::: Material shown :::
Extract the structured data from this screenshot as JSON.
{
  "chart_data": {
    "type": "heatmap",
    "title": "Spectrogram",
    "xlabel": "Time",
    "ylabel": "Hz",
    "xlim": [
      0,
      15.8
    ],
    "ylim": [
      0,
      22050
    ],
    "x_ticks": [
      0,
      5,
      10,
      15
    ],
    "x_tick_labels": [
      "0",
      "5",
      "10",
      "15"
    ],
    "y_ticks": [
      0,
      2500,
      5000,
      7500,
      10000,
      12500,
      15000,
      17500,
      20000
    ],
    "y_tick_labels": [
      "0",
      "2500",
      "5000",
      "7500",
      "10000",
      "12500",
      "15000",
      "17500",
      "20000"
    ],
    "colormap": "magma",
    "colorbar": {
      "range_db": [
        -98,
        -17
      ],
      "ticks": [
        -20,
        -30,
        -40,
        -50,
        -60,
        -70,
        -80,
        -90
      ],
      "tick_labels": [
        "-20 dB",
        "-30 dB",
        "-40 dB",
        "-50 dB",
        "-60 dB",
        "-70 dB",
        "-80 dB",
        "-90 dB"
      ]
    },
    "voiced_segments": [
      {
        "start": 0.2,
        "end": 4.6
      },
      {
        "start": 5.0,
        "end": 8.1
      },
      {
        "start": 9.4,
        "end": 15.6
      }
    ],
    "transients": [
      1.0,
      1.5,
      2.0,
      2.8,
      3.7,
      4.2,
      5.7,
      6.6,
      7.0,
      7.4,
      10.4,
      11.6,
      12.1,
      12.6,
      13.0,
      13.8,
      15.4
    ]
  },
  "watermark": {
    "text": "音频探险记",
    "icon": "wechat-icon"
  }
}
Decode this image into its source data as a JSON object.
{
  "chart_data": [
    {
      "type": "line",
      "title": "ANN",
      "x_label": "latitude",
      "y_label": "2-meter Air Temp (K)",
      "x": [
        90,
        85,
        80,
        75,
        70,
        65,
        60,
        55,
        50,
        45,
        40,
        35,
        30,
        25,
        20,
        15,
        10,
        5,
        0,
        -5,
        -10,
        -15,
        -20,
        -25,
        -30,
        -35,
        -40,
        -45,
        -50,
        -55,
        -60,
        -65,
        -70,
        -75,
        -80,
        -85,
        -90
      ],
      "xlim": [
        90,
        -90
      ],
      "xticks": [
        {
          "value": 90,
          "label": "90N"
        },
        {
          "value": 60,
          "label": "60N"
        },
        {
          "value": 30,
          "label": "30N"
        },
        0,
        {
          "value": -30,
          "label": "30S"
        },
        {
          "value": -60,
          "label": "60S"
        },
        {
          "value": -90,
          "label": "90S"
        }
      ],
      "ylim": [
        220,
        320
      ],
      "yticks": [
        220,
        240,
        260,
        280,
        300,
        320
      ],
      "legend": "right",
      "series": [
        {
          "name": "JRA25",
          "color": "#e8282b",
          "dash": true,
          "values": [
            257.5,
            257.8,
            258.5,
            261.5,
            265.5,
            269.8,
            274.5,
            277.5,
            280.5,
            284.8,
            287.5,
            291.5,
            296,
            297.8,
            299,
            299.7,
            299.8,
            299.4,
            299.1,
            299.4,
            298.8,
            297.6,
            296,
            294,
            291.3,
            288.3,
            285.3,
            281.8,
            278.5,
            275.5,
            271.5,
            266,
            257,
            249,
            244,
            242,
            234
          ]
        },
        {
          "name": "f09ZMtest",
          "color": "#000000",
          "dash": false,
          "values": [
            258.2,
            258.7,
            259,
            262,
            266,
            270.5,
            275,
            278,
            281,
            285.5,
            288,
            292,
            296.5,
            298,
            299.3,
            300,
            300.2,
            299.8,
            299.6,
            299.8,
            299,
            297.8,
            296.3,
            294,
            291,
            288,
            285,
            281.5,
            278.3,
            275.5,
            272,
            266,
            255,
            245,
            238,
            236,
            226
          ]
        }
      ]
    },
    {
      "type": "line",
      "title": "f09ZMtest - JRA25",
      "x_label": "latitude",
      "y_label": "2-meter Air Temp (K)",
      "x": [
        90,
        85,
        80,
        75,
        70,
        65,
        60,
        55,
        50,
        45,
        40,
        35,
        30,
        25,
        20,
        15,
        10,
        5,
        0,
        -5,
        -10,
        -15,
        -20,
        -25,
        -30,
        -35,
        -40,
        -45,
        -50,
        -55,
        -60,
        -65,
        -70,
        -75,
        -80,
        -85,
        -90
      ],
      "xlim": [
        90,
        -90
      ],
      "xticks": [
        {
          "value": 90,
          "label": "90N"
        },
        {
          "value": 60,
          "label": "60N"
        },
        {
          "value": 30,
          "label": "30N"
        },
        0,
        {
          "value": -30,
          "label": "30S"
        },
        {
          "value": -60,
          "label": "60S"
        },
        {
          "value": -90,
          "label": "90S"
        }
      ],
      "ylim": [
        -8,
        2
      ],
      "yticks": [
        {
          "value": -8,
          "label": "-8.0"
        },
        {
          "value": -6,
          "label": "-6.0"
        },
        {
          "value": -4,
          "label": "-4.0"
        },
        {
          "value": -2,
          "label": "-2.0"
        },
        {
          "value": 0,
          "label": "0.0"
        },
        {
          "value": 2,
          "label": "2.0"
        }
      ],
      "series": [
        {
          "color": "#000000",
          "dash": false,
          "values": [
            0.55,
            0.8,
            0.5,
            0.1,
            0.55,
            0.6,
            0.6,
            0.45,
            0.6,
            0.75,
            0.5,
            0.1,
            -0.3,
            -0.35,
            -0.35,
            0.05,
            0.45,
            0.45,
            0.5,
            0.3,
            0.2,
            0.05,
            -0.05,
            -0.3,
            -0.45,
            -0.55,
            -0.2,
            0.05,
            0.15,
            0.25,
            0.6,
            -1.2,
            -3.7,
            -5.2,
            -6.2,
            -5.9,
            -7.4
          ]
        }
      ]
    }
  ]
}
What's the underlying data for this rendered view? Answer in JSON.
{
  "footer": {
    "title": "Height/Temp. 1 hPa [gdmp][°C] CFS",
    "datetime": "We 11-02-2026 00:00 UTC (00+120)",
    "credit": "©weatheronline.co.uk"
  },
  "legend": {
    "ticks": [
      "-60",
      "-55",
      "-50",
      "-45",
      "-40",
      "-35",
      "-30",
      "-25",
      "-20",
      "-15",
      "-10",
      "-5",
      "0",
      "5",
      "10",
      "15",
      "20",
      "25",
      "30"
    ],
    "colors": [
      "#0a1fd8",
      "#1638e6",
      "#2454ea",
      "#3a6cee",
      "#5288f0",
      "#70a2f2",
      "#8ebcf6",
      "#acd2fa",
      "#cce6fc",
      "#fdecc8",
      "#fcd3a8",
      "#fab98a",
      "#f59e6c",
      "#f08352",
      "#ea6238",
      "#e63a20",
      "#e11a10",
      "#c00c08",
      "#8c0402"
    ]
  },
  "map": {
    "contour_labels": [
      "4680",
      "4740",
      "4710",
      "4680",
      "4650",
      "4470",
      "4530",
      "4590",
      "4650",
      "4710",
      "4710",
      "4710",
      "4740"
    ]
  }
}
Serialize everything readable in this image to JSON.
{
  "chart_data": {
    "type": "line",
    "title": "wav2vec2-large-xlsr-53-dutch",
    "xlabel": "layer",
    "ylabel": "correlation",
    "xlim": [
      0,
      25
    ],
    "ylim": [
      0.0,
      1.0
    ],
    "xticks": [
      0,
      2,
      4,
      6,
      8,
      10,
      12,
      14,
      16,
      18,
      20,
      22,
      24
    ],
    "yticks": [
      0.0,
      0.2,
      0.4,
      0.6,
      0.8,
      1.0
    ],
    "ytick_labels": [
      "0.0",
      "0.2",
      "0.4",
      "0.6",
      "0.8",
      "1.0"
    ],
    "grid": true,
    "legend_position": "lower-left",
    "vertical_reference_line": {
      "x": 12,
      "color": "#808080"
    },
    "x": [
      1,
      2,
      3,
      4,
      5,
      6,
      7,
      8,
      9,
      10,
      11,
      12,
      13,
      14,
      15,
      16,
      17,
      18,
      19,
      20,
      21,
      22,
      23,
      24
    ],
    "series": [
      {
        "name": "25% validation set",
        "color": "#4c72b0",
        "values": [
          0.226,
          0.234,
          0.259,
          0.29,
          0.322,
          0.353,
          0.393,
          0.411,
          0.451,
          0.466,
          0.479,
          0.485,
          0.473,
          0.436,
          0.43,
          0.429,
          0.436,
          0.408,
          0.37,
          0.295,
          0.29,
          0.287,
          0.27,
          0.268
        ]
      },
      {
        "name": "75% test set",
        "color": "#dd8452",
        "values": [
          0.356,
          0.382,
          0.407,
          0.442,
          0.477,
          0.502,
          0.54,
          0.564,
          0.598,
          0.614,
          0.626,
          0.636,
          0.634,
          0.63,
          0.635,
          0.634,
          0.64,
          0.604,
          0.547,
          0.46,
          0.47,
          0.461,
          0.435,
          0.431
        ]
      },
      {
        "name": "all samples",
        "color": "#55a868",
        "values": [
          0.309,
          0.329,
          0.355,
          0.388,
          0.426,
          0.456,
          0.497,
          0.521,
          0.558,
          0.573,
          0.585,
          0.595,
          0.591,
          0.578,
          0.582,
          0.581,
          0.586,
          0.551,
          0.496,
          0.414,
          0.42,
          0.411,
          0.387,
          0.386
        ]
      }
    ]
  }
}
:::
Sift through the entries and copy every line with "type".

    "type": "heatmap",
      "type": "line",
      "type": "line",
    "type": "line",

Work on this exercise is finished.